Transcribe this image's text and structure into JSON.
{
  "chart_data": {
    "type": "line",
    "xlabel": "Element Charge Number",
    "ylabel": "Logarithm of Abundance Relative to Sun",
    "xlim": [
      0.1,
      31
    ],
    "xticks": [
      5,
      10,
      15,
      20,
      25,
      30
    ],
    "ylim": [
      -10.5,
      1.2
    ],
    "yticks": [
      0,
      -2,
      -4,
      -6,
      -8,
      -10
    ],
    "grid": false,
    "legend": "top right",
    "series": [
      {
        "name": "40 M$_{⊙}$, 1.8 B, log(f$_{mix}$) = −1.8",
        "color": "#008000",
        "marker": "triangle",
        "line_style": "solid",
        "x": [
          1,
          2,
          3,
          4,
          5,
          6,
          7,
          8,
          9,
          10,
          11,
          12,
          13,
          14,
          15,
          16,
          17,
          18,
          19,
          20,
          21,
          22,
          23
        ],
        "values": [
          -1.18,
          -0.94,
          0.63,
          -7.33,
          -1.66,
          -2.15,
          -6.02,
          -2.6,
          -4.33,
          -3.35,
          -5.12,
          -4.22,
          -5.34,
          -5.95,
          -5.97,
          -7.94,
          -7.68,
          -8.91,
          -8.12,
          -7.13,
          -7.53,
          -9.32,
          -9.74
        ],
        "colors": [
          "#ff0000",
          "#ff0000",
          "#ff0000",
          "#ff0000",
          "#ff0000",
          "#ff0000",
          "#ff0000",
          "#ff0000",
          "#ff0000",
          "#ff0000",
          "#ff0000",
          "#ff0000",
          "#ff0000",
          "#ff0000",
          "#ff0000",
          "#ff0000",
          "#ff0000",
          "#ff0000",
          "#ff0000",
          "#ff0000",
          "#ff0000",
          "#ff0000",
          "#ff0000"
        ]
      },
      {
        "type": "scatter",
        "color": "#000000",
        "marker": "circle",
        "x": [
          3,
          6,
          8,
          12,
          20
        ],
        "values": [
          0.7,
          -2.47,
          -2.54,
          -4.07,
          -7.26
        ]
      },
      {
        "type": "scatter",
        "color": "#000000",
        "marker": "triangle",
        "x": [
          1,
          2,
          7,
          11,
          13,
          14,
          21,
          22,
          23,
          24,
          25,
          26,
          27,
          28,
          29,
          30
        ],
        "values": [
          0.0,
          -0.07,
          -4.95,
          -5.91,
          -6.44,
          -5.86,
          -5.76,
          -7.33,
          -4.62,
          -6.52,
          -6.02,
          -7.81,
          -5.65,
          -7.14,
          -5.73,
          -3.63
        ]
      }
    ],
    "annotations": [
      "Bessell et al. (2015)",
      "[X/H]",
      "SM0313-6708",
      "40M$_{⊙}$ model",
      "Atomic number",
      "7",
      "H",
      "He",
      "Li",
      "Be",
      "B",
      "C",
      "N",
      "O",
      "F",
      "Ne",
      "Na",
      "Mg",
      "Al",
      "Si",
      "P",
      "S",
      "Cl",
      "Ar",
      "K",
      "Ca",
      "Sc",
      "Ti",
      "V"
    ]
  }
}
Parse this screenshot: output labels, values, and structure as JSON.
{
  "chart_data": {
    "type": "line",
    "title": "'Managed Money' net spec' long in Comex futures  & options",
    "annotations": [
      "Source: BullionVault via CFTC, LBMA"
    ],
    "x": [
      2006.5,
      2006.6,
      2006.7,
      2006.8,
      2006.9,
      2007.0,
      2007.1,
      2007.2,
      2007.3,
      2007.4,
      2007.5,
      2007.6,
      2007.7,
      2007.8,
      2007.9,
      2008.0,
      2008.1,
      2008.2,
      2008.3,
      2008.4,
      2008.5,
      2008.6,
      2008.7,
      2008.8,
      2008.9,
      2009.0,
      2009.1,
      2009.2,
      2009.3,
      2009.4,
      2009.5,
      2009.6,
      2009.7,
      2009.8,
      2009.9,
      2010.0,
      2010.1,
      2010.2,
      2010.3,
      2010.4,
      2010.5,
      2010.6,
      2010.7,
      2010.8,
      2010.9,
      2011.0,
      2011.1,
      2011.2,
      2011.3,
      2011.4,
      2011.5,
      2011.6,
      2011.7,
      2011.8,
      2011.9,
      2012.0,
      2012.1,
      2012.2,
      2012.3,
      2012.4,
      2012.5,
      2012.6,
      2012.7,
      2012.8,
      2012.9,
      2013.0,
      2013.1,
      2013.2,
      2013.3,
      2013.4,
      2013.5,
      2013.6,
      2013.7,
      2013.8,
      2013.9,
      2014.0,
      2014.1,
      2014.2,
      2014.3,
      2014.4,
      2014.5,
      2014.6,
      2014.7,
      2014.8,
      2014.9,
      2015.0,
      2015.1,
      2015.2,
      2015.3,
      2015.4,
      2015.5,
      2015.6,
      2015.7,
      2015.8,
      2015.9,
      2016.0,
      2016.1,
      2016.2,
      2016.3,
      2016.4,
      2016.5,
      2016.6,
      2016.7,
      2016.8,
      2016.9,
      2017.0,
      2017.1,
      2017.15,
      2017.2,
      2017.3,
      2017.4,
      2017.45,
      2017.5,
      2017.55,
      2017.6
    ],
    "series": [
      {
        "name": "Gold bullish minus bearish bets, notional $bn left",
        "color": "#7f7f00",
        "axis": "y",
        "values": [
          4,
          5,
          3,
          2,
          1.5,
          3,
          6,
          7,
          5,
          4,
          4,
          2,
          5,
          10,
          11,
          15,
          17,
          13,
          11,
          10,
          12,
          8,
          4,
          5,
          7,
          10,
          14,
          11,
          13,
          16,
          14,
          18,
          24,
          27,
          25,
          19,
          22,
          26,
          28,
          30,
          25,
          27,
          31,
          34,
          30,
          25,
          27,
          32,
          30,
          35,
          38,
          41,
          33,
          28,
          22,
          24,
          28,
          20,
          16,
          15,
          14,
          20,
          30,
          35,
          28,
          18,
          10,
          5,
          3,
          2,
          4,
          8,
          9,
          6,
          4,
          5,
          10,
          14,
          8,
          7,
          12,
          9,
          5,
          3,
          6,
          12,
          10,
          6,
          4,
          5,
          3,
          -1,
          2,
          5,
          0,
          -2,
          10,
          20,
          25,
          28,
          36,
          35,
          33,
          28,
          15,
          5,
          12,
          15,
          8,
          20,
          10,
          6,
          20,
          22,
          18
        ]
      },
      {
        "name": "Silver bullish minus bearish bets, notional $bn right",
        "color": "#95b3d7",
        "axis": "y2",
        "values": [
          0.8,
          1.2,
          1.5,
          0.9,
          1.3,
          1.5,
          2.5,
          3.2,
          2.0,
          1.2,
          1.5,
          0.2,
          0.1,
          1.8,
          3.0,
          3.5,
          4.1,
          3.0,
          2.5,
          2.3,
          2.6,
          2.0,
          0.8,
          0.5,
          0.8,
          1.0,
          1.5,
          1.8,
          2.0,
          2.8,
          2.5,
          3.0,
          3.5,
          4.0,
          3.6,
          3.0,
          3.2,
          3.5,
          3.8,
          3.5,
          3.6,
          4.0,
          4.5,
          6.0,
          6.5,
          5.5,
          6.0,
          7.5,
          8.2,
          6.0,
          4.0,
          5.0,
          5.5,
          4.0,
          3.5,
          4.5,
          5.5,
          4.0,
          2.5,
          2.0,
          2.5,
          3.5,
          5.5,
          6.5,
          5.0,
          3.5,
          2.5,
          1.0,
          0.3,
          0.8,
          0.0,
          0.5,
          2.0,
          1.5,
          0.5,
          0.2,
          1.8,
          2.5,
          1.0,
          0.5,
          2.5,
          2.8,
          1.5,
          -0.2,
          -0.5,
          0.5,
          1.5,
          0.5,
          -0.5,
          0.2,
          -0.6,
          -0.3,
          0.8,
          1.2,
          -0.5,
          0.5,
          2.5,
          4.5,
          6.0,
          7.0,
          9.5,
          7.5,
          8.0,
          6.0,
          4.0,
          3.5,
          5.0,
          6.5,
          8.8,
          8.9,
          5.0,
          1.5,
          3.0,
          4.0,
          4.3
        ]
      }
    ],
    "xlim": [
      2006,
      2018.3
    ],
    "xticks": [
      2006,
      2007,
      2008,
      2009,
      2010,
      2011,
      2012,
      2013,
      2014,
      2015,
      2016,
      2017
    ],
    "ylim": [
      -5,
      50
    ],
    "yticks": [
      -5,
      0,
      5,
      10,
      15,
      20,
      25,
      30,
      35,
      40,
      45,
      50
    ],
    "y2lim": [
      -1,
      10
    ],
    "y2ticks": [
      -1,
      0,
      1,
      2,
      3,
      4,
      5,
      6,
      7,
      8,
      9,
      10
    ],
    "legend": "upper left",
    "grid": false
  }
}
◇ ◇ ◇ ◇ ◇
Show each line in the entries that holds the string "name".

— Result for this task —
        "name": "40 M$_{⊙}$, 1.8 B, log(f$_{mix}$) = −1.8",
        "name": "Gold bullish minus bearish bets, notional $bn left",
        "name": "Silver bullish minus bearish bets, notional $bn right",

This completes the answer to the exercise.